===== Source material

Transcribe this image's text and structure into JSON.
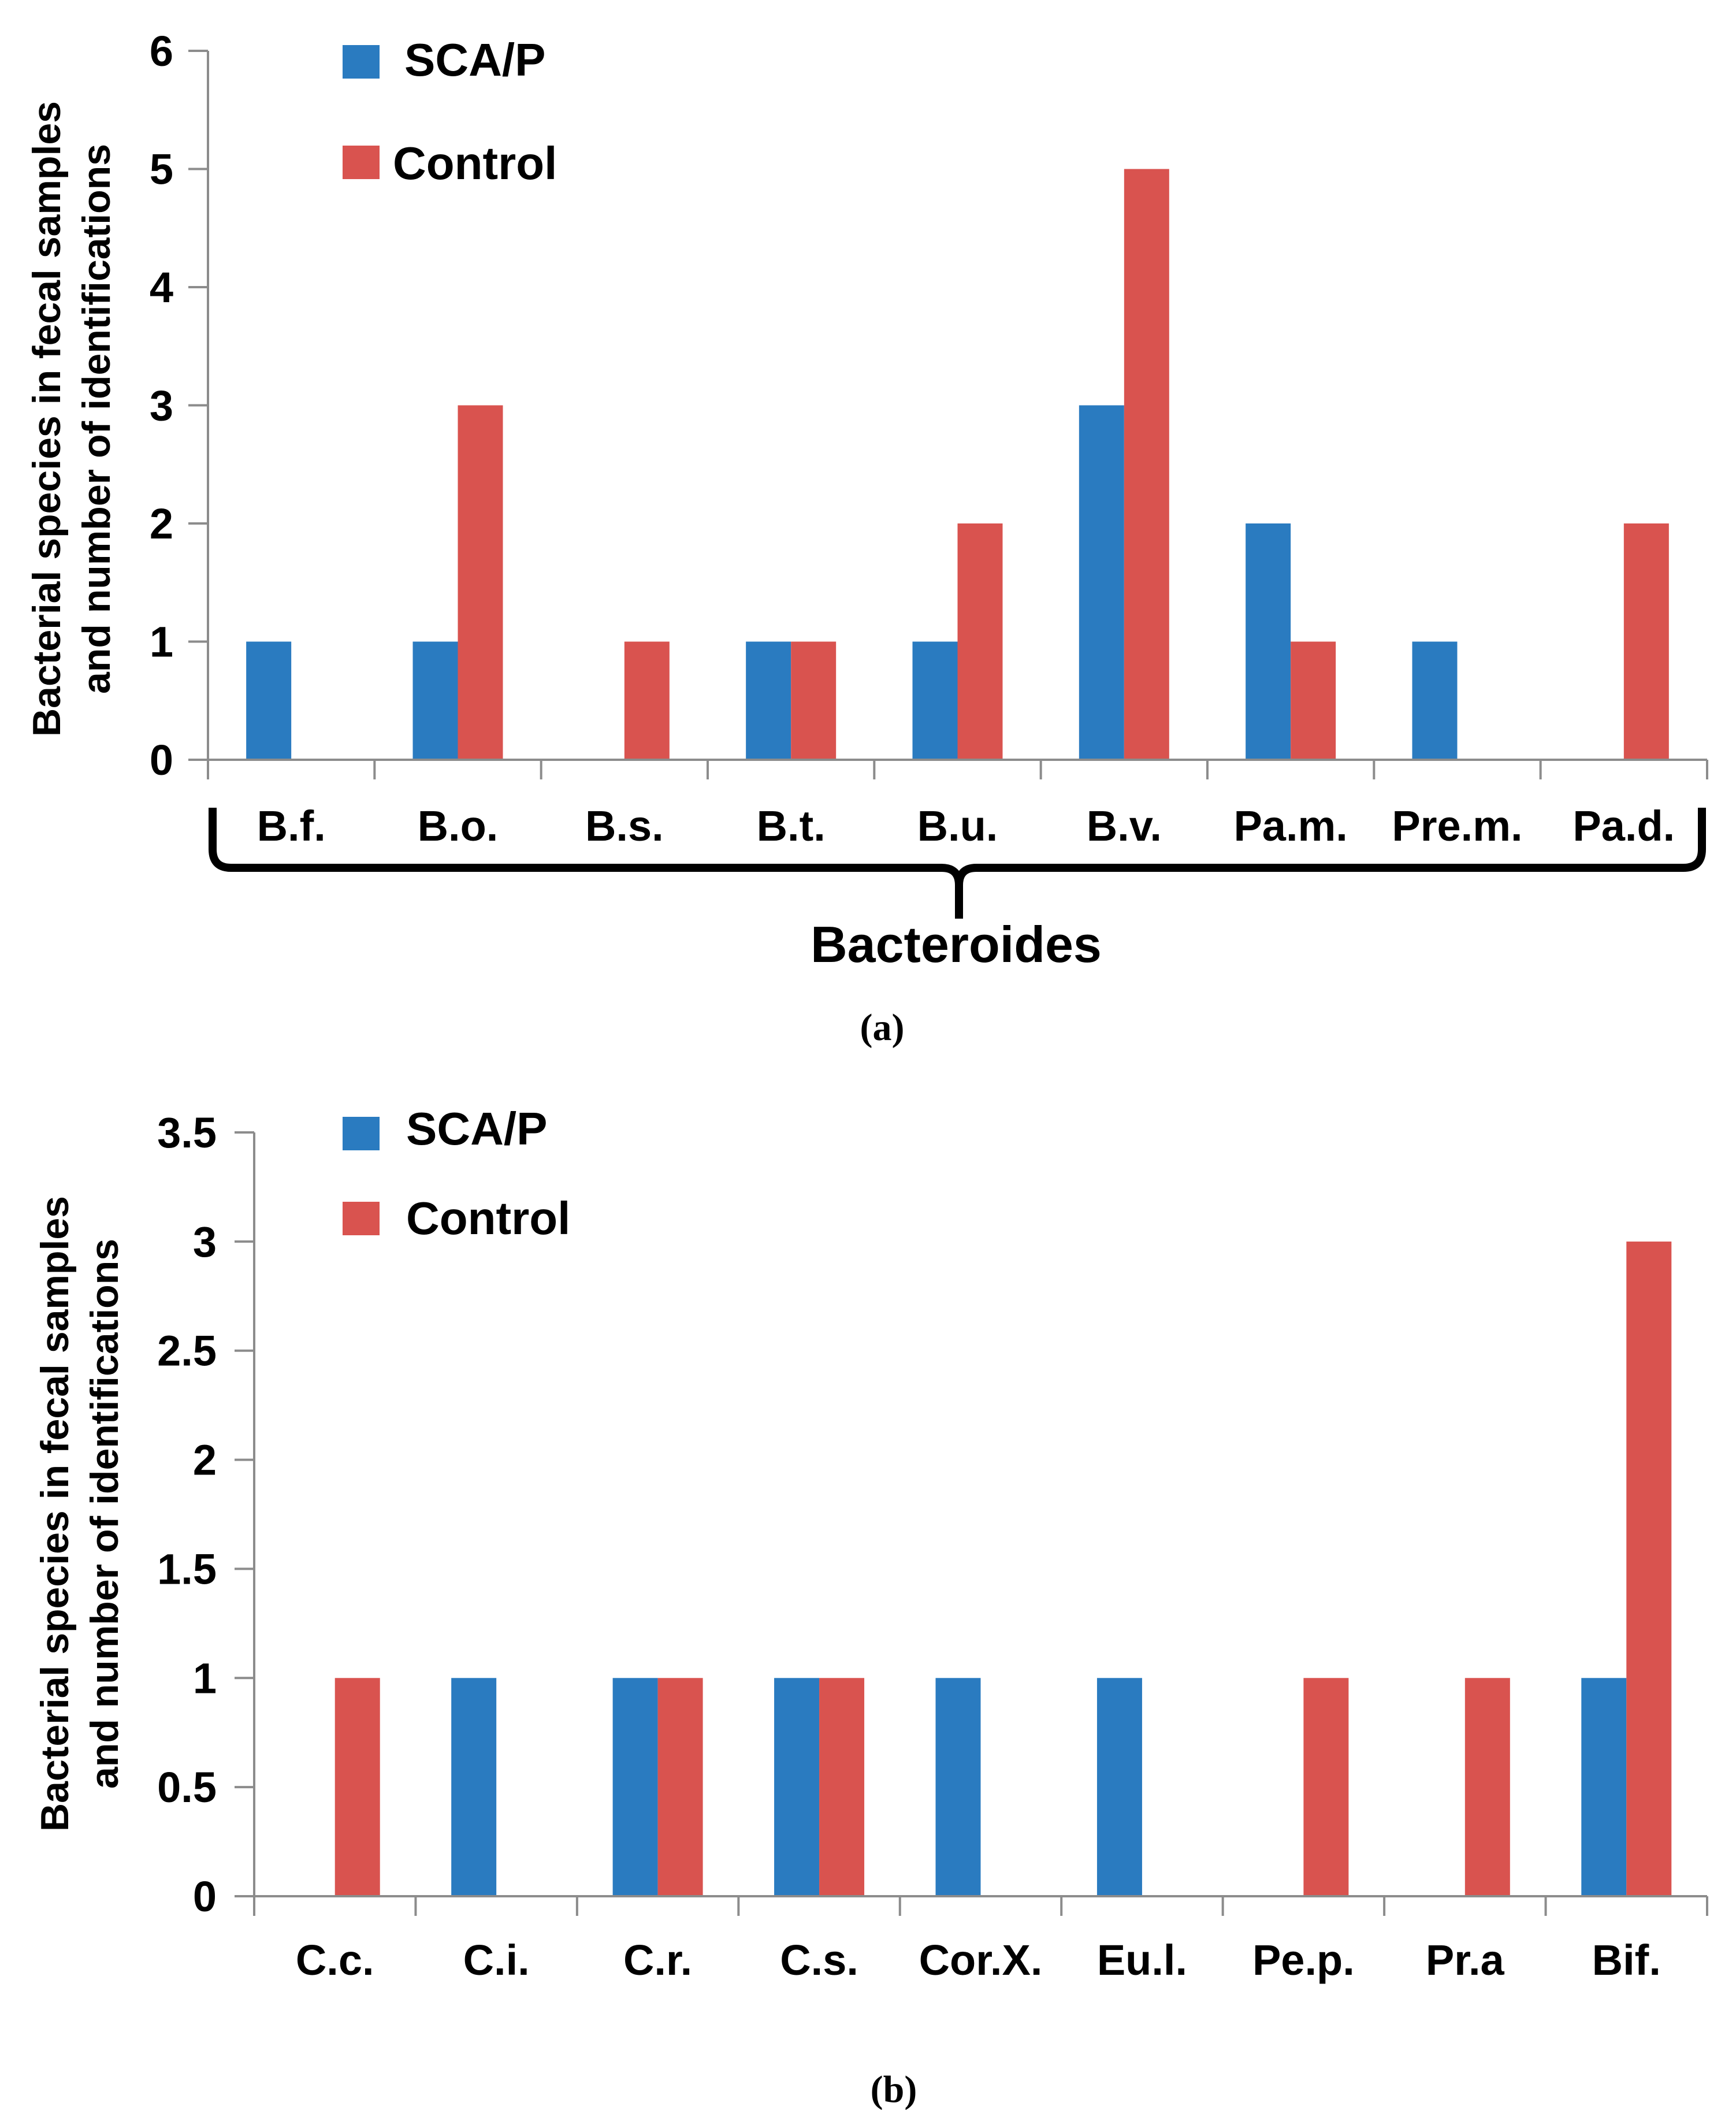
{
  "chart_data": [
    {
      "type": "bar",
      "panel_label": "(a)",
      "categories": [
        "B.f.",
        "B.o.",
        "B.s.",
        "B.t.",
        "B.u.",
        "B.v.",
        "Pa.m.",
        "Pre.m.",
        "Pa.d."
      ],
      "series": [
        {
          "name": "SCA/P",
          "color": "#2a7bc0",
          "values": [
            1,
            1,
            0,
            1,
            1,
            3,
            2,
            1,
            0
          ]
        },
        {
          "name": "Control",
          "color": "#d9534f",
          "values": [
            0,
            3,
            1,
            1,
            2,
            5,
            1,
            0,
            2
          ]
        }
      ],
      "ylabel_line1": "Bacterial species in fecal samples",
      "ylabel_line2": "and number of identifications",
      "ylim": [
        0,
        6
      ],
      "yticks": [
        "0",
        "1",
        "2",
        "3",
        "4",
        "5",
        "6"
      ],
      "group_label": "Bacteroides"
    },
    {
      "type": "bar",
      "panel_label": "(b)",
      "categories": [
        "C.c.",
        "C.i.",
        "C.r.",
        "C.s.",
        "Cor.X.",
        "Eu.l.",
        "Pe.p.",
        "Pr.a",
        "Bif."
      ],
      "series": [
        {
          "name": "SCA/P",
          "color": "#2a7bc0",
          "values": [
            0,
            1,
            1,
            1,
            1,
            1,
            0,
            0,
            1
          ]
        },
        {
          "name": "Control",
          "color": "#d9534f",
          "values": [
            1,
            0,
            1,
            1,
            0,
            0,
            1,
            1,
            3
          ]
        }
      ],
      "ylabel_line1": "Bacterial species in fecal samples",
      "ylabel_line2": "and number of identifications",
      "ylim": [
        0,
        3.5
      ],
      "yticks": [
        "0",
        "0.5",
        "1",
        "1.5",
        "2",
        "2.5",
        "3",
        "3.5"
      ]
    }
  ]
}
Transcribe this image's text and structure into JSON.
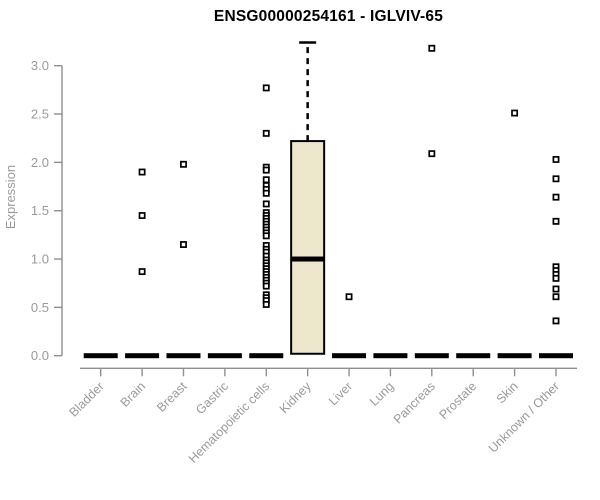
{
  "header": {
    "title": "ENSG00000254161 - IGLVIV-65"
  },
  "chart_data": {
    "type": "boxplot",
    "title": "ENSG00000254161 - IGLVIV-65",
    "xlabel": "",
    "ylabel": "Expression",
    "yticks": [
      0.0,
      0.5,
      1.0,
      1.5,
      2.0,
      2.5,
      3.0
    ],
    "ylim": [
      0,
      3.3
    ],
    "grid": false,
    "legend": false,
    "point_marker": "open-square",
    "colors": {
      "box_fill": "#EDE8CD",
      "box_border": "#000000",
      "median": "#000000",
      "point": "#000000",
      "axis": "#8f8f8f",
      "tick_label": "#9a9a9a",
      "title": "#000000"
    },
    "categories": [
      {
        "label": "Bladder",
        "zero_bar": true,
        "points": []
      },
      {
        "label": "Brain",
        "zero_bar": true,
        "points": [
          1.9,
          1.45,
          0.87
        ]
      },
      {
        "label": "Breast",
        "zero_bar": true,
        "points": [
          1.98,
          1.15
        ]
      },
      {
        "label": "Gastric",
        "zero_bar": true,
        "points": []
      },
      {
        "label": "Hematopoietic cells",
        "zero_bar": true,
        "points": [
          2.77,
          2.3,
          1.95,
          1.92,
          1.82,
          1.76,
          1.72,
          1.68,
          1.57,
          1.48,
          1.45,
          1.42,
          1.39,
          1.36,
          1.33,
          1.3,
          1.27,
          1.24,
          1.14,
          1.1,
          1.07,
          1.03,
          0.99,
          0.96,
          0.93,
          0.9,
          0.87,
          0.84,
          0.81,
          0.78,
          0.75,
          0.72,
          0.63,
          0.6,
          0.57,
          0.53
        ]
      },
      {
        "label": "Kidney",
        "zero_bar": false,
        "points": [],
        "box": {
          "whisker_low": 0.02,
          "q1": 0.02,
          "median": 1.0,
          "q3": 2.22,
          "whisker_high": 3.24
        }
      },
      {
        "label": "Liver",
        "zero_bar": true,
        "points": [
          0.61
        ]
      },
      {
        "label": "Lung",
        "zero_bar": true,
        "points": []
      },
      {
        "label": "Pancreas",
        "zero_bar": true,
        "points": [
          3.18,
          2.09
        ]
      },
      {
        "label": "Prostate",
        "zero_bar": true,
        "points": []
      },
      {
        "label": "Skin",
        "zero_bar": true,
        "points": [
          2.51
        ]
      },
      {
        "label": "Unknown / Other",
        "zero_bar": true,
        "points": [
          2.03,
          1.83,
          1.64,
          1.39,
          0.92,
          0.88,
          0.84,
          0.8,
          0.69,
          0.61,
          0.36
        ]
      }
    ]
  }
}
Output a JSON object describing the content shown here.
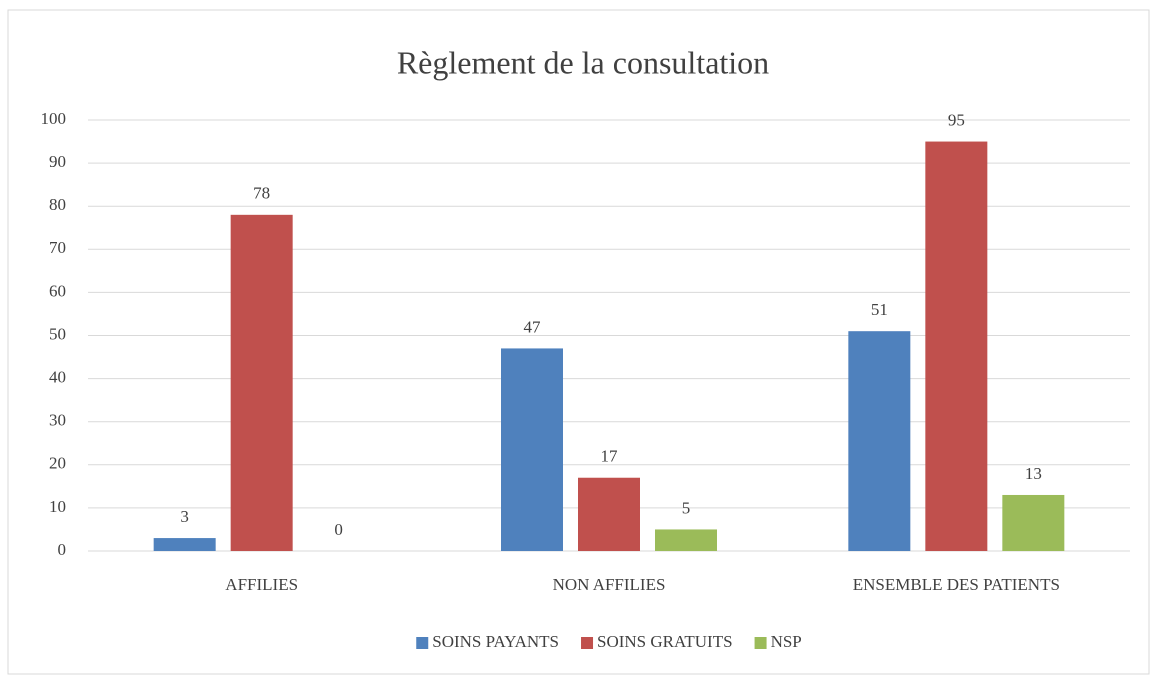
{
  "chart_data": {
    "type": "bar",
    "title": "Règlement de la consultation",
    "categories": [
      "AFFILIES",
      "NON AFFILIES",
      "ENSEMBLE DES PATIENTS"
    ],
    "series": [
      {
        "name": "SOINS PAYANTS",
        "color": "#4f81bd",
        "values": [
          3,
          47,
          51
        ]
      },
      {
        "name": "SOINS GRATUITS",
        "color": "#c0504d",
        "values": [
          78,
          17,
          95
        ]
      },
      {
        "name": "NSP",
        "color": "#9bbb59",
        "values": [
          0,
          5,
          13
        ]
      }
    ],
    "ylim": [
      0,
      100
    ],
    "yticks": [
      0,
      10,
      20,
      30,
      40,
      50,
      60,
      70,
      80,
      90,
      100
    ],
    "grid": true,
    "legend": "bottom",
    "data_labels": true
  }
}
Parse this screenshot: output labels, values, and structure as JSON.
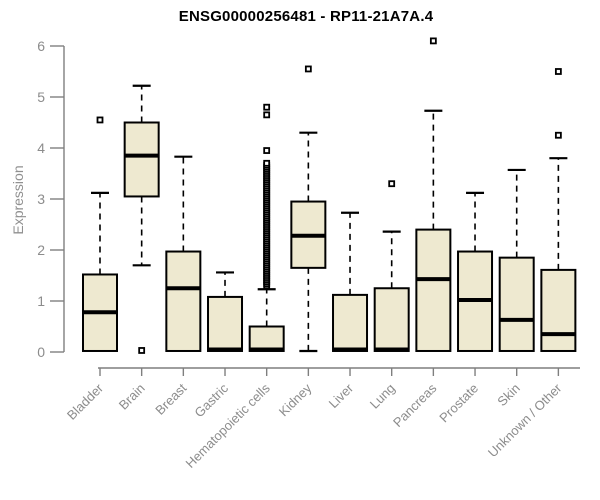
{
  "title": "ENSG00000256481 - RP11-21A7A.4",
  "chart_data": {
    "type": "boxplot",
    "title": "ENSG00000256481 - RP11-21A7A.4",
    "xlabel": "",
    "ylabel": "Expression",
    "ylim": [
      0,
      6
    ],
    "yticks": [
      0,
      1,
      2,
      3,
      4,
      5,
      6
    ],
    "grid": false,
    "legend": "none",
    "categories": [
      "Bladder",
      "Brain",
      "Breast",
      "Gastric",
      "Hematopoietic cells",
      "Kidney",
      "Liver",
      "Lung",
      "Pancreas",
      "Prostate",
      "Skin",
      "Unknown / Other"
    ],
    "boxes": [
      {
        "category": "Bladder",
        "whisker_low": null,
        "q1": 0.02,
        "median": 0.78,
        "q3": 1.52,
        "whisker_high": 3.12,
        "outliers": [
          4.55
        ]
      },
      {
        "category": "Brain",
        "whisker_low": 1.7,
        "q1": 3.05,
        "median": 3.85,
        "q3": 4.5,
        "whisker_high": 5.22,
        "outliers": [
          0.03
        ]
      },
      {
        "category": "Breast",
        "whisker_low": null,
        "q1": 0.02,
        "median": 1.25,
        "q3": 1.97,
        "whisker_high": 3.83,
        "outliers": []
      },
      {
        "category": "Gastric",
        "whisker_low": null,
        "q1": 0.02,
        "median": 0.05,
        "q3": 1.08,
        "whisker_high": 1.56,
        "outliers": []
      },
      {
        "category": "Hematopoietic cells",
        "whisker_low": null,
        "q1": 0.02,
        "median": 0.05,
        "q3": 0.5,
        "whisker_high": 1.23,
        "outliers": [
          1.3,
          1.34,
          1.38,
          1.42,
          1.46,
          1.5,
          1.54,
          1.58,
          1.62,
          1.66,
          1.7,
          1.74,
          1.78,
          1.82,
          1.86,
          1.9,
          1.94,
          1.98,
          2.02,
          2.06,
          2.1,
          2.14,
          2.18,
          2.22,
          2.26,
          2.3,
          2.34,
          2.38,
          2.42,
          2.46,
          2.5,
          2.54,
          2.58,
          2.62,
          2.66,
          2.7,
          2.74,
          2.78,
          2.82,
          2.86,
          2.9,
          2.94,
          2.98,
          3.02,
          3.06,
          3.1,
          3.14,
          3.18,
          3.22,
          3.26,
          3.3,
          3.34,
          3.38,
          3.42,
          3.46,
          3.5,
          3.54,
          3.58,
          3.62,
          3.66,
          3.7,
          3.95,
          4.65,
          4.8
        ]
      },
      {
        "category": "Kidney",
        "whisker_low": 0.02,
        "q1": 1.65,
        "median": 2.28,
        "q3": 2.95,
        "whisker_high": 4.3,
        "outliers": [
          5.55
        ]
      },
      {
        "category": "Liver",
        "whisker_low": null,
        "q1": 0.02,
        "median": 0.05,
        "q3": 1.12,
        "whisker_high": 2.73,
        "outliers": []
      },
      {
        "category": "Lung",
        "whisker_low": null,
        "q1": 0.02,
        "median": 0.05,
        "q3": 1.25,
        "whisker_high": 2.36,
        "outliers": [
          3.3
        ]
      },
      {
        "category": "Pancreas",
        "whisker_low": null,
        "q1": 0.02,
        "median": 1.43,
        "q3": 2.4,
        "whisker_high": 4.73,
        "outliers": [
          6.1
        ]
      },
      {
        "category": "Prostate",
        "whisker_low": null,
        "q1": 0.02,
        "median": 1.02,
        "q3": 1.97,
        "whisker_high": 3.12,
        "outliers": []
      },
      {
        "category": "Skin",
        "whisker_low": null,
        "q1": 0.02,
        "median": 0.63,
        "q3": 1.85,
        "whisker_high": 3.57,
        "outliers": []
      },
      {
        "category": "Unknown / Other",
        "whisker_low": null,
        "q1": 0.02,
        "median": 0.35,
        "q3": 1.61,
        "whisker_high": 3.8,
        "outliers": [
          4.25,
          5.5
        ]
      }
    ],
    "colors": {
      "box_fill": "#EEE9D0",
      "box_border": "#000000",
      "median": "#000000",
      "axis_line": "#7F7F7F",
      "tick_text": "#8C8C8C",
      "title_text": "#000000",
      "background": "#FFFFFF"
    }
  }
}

==========

Exercise prompt => Please find the lines in the data that contain the word "Kidney" and copy them.

Response to this task =>
        "label": "Kidney",
      "Kidney",
        "category": "Kidney",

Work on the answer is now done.